▸ The task:
All that is needed is every line of the listing below that has "High".

▸ Extracted records:
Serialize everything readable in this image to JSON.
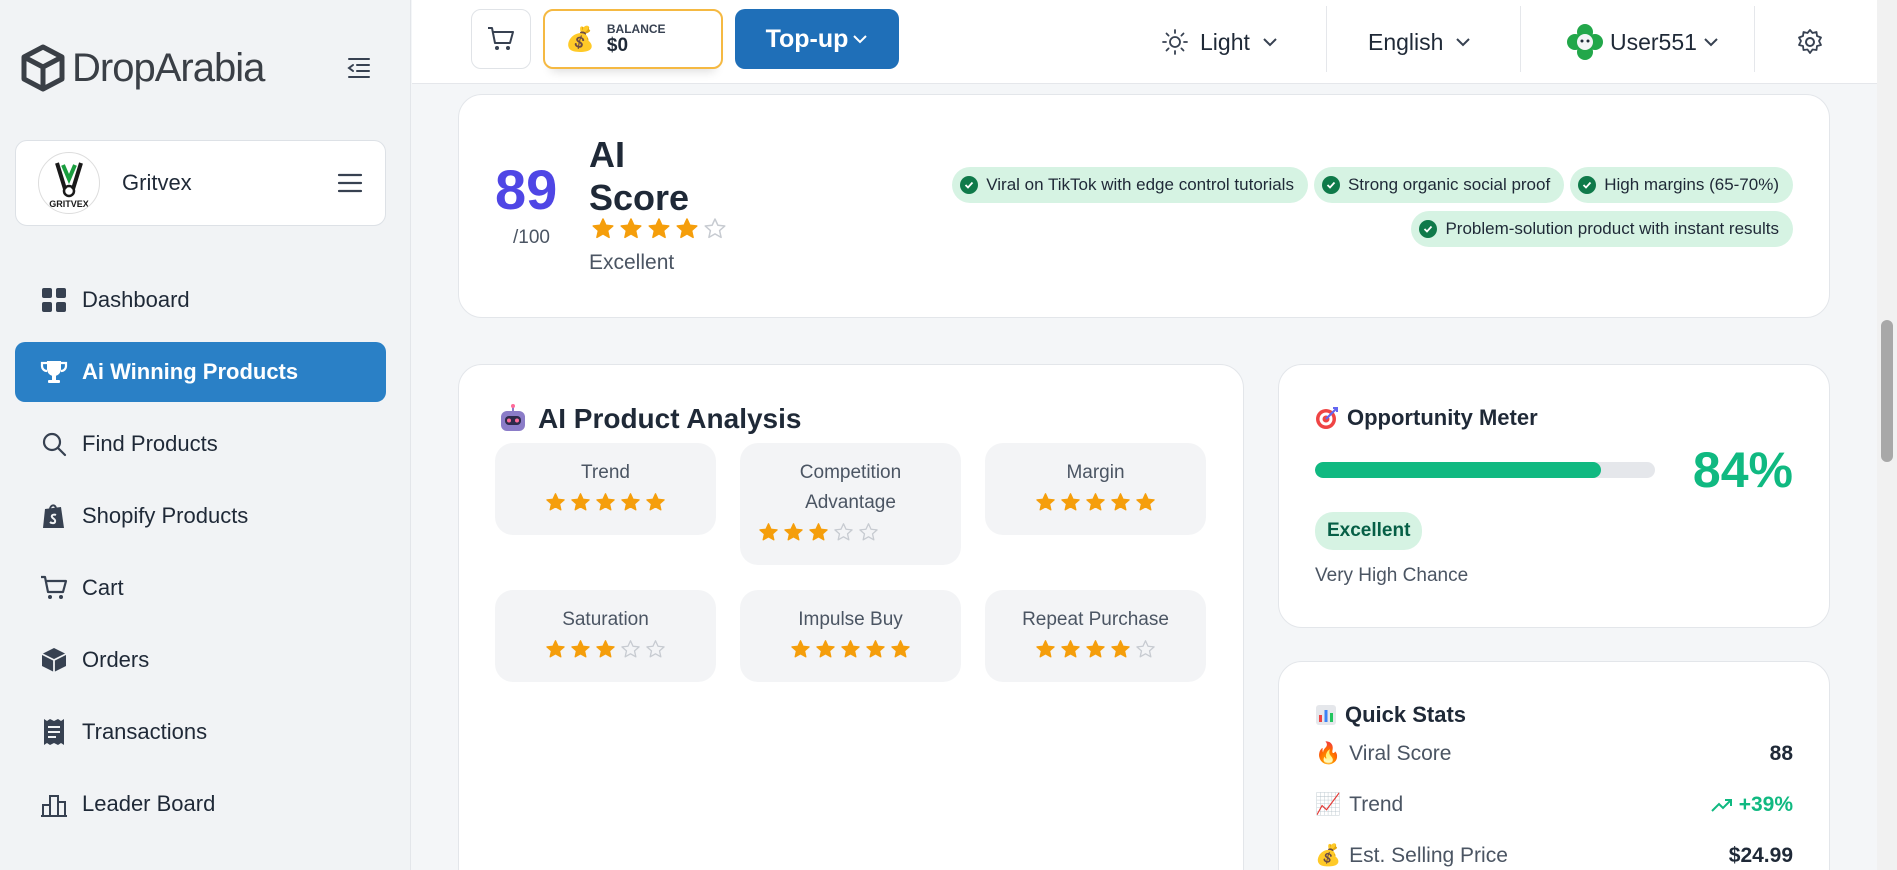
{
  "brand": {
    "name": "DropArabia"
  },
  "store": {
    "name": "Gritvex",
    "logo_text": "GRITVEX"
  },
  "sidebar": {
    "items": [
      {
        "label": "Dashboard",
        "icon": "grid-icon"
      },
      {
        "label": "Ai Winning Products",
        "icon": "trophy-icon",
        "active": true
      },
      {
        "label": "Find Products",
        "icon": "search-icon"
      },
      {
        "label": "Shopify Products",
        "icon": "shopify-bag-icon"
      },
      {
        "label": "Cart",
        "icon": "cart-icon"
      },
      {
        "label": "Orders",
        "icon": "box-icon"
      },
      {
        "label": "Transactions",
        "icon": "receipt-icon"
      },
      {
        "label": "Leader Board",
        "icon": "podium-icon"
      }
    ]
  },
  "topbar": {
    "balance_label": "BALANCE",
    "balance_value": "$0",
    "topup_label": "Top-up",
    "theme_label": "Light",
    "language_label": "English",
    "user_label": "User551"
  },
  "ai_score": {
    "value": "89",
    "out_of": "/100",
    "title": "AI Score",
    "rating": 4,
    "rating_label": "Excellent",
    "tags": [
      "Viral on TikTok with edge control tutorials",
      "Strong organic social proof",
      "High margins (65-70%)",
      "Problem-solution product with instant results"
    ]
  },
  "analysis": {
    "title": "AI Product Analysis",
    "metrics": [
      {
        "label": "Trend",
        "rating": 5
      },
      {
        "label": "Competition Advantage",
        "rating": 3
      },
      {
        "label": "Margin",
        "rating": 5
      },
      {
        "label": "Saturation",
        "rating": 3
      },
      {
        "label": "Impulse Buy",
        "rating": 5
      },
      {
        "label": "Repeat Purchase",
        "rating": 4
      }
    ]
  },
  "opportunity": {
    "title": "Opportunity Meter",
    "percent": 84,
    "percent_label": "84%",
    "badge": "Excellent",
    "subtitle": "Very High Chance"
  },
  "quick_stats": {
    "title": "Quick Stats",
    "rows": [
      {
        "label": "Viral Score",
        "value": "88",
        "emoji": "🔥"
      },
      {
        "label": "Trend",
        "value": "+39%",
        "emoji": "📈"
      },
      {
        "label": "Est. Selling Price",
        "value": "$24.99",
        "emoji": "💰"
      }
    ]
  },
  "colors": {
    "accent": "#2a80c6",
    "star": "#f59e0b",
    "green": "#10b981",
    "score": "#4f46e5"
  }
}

▸ Output below:
      "High margins (65-70%)",
    "subtitle": "Very High Chance"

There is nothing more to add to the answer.